:: Data supplied ::
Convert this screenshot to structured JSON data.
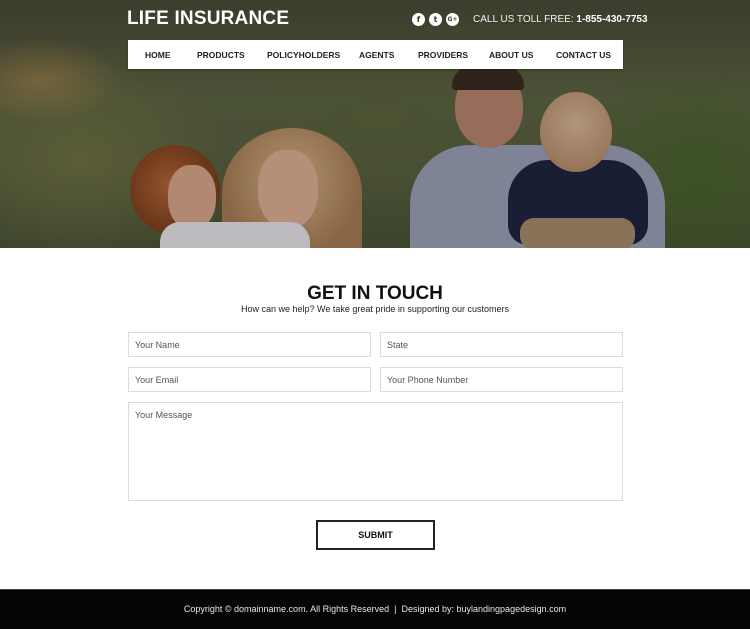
{
  "header": {
    "brand": "LIFE INSURANCE",
    "social": [
      {
        "name": "facebook",
        "glyph": "f"
      },
      {
        "name": "twitter",
        "glyph": "t"
      },
      {
        "name": "google-plus",
        "glyph": "G+"
      }
    ],
    "call_label": "CALL US TOLL FREE:",
    "phone": "1-855-430-7753"
  },
  "nav": {
    "items": [
      {
        "label": "HOME"
      },
      {
        "label": "PRODUCTS"
      },
      {
        "label": "POLICYHOLDERS"
      },
      {
        "label": "AGENTS"
      },
      {
        "label": "PROVIDERS"
      },
      {
        "label": "ABOUT US"
      },
      {
        "label": "CONTACT US"
      }
    ]
  },
  "hero": {
    "image_description": "family of four outdoors: mother with curly-haired child, father holding baby"
  },
  "contact": {
    "title": "GET IN TOUCH",
    "subtitle": "How can we help? We take great pride in supporting our customers",
    "fields": {
      "name": {
        "placeholder": "Your Name",
        "value": ""
      },
      "state": {
        "placeholder": "State",
        "value": ""
      },
      "email": {
        "placeholder": "Your Email",
        "value": ""
      },
      "phone": {
        "placeholder": "Your Phone Number",
        "value": ""
      },
      "message": {
        "placeholder": "Your Message",
        "value": ""
      }
    },
    "submit_label": "SUBMIT"
  },
  "footer": {
    "copyright": "Copyright © domainname.com. All Rights Reserved",
    "separator": "|",
    "designed_by": "Designed by: buylandingpagedesign.com"
  },
  "colors": {
    "footer_bg": "#050505",
    "nav_bg": "#ffffff",
    "text": "#111111"
  }
}
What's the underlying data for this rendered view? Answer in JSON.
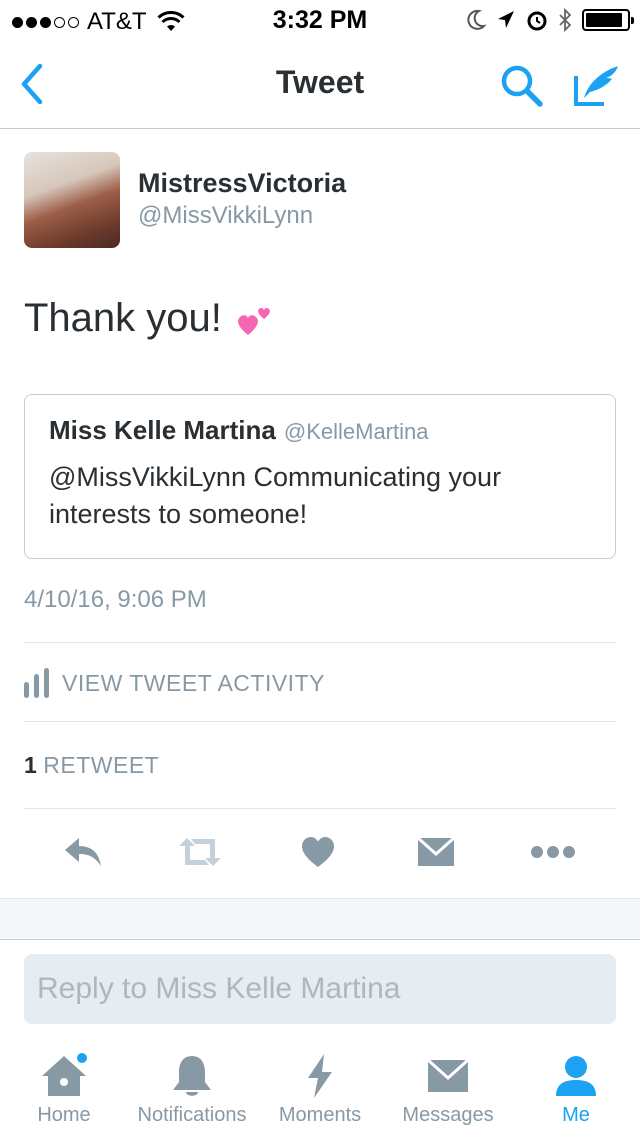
{
  "status_bar": {
    "carrier": "AT&T",
    "time": "3:32 PM",
    "signal_bars_filled": 3,
    "signal_bars_total": 5,
    "battery_level": 0.9,
    "icons": [
      "wifi-icon",
      "moon-icon",
      "location-arrow-icon",
      "alarm-icon",
      "bluetooth-icon",
      "battery-icon"
    ]
  },
  "nav": {
    "title": "Tweet",
    "icons": [
      "back-chevron-icon",
      "search-icon",
      "compose-icon"
    ],
    "accent_color": "#1da1f2"
  },
  "tweet": {
    "display_name": "MistressVictoria",
    "screen_name": "@MissVikkiLynn",
    "text": "Thank you!",
    "emoji": "two-hearts-emoji",
    "timestamp": "4/10/16, 9:06 PM",
    "activity_label": "VIEW TWEET ACTIVITY",
    "retweet_count": "1",
    "retweet_label": "RETWEET"
  },
  "quote": {
    "display_name": "Miss Kelle Martina",
    "screen_name": "@KelleMartina",
    "text": "@MissVikkiLynn Communicating your interests to someone!"
  },
  "actions": [
    "reply-icon",
    "retweet-icon",
    "like-icon",
    "direct-message-icon",
    "more-icon"
  ],
  "reply": {
    "placeholder": "Reply to Miss Kelle Martina"
  },
  "tabs": [
    {
      "label": "Home",
      "icon": "home-icon",
      "badge": true
    },
    {
      "label": "Notifications",
      "icon": "bell-icon"
    },
    {
      "label": "Moments",
      "icon": "lightning-icon"
    },
    {
      "label": "Messages",
      "icon": "envelope-icon"
    },
    {
      "label": "Me",
      "icon": "person-icon",
      "active": true
    }
  ],
  "colors": {
    "text": "#292f33",
    "secondary": "#8899a6",
    "accent": "#1da1f2",
    "divider": "#e1e8ed"
  }
}
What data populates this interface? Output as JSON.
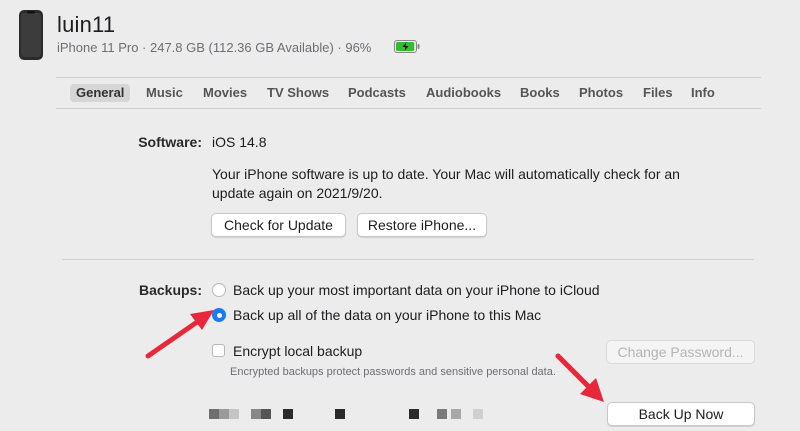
{
  "device": {
    "name": "luin11",
    "subtitle": "iPhone 11 Pro · 247.8 GB (112.36 GB Available) · 96%",
    "battery_percent": 96,
    "battery_color": "#2fbf2f",
    "icon": "iphone-icon"
  },
  "tabs": [
    {
      "label": "General",
      "active": true
    },
    {
      "label": "Music"
    },
    {
      "label": "Movies"
    },
    {
      "label": "TV Shows"
    },
    {
      "label": "Podcasts"
    },
    {
      "label": "Audiobooks"
    },
    {
      "label": "Books"
    },
    {
      "label": "Photos"
    },
    {
      "label": "Files"
    },
    {
      "label": "Info"
    }
  ],
  "software": {
    "label": "Software:",
    "version": "iOS 14.8",
    "status_line1": "Your iPhone software is up to date. Your Mac will automatically check for an",
    "status_line2": "update again on 2021/9/20.",
    "check_button": "Check for Update",
    "restore_button": "Restore iPhone..."
  },
  "backups": {
    "label": "Backups:",
    "option_icloud": "Back up your most important data on your iPhone to iCloud",
    "option_mac": "Back up all of the data on your iPhone to this Mac",
    "selected": "mac",
    "encrypt_label": "Encrypt local backup",
    "encrypt_checked": false,
    "change_password_button": "Change Password...",
    "encrypt_note": "Encrypted backups protect passwords and sensitive personal data.",
    "back_up_now_button": "Back Up Now"
  },
  "colors": {
    "accent": "#1a7cf5",
    "annotation_arrow": "#e8283a"
  }
}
:::
▶ Aim
Give back the whole listing as it stands, minus its pictures.

▶ Final result
Convert this screenshot to structured JSON data.
{
  "header": {
    "brand": "LIFE INSURANCE",
    "social": [
      {
        "name": "facebook",
        "glyph": "f"
      },
      {
        "name": "twitter",
        "glyph": "t"
      },
      {
        "name": "google-plus",
        "glyph": "G+"
      }
    ],
    "call_label": "CALL US TOLL FREE:",
    "phone": "1-855-430-7753"
  },
  "nav": {
    "items": [
      {
        "label": "HOME"
      },
      {
        "label": "PRODUCTS"
      },
      {
        "label": "POLICYHOLDERS"
      },
      {
        "label": "AGENTS"
      },
      {
        "label": "PROVIDERS"
      },
      {
        "label": "ABOUT US"
      },
      {
        "label": "CONTACT US"
      }
    ]
  },
  "hero": {
    "image_description": "family of four outdoors: mother with curly-haired child, father holding baby"
  },
  "contact": {
    "title": "GET IN TOUCH",
    "subtitle": "How can we help? We take great pride in supporting our customers",
    "fields": {
      "name": {
        "placeholder": "Your Name",
        "value": ""
      },
      "state": {
        "placeholder": "State",
        "value": ""
      },
      "email": {
        "placeholder": "Your Email",
        "value": ""
      },
      "phone": {
        "placeholder": "Your Phone Number",
        "value": ""
      },
      "message": {
        "placeholder": "Your Message",
        "value": ""
      }
    },
    "submit_label": "SUBMIT"
  },
  "footer": {
    "copyright": "Copyright © domainname.com. All Rights Reserved",
    "separator": "|",
    "designed_by": "Designed by: buylandingpagedesign.com"
  },
  "colors": {
    "footer_bg": "#050505",
    "nav_bg": "#ffffff",
    "text": "#111111"
  }
}
What's the underlying data for this rendered view? Answer in JSON.
{
  "status_bar": {
    "carrier": "AT&T",
    "time": "3:32 PM",
    "signal_bars_filled": 3,
    "signal_bars_total": 5,
    "battery_level": 0.9,
    "icons": [
      "wifi-icon",
      "moon-icon",
      "location-arrow-icon",
      "alarm-icon",
      "bluetooth-icon",
      "battery-icon"
    ]
  },
  "nav": {
    "title": "Tweet",
    "icons": [
      "back-chevron-icon",
      "search-icon",
      "compose-icon"
    ],
    "accent_color": "#1da1f2"
  },
  "tweet": {
    "display_name": "MistressVictoria",
    "screen_name": "@MissVikkiLynn",
    "text": "Thank you!",
    "emoji": "two-hearts-emoji",
    "timestamp": "4/10/16, 9:06 PM",
    "activity_label": "VIEW TWEET ACTIVITY",
    "retweet_count": "1",
    "retweet_label": "RETWEET"
  },
  "quote": {
    "display_name": "Miss Kelle Martina",
    "screen_name": "@KelleMartina",
    "text": "@MissVikkiLynn Communicating your interests to someone!"
  },
  "actions": [
    "reply-icon",
    "retweet-icon",
    "like-icon",
    "direct-message-icon",
    "more-icon"
  ],
  "reply": {
    "placeholder": "Reply to Miss Kelle Martina"
  },
  "tabs": [
    {
      "label": "Home",
      "icon": "home-icon",
      "badge": true
    },
    {
      "label": "Notifications",
      "icon": "bell-icon"
    },
    {
      "label": "Moments",
      "icon": "lightning-icon"
    },
    {
      "label": "Messages",
      "icon": "envelope-icon"
    },
    {
      "label": "Me",
      "icon": "person-icon",
      "active": true
    }
  ],
  "colors": {
    "text": "#292f33",
    "secondary": "#8899a6",
    "accent": "#1da1f2",
    "divider": "#e1e8ed"
  }
}
What data populates this interface? Output as JSON.
{
  "device": {
    "name": "luin11",
    "subtitle": "iPhone 11 Pro · 247.8 GB (112.36 GB Available) · 96%",
    "battery_percent": 96,
    "battery_color": "#2fbf2f",
    "icon": "iphone-icon"
  },
  "tabs": [
    {
      "label": "General",
      "active": true
    },
    {
      "label": "Music"
    },
    {
      "label": "Movies"
    },
    {
      "label": "TV Shows"
    },
    {
      "label": "Podcasts"
    },
    {
      "label": "Audiobooks"
    },
    {
      "label": "Books"
    },
    {
      "label": "Photos"
    },
    {
      "label": "Files"
    },
    {
      "label": "Info"
    }
  ],
  "software": {
    "label": "Software:",
    "version": "iOS 14.8",
    "status_line1": "Your iPhone software is up to date. Your Mac will automatically check for an",
    "status_line2": "update again on 2021/9/20.",
    "check_button": "Check for Update",
    "restore_button": "Restore iPhone..."
  },
  "backups": {
    "label": "Backups:",
    "option_icloud": "Back up your most important data on your iPhone to iCloud",
    "option_mac": "Back up all of the data on your iPhone to this Mac",
    "selected": "mac",
    "encrypt_label": "Encrypt local backup",
    "encrypt_checked": false,
    "change_password_button": "Change Password...",
    "encrypt_note": "Encrypted backups protect passwords and sensitive personal data.",
    "back_up_now_button": "Back Up Now"
  },
  "colors": {
    "accent": "#1a7cf5",
    "annotation_arrow": "#e8283a"
  }
}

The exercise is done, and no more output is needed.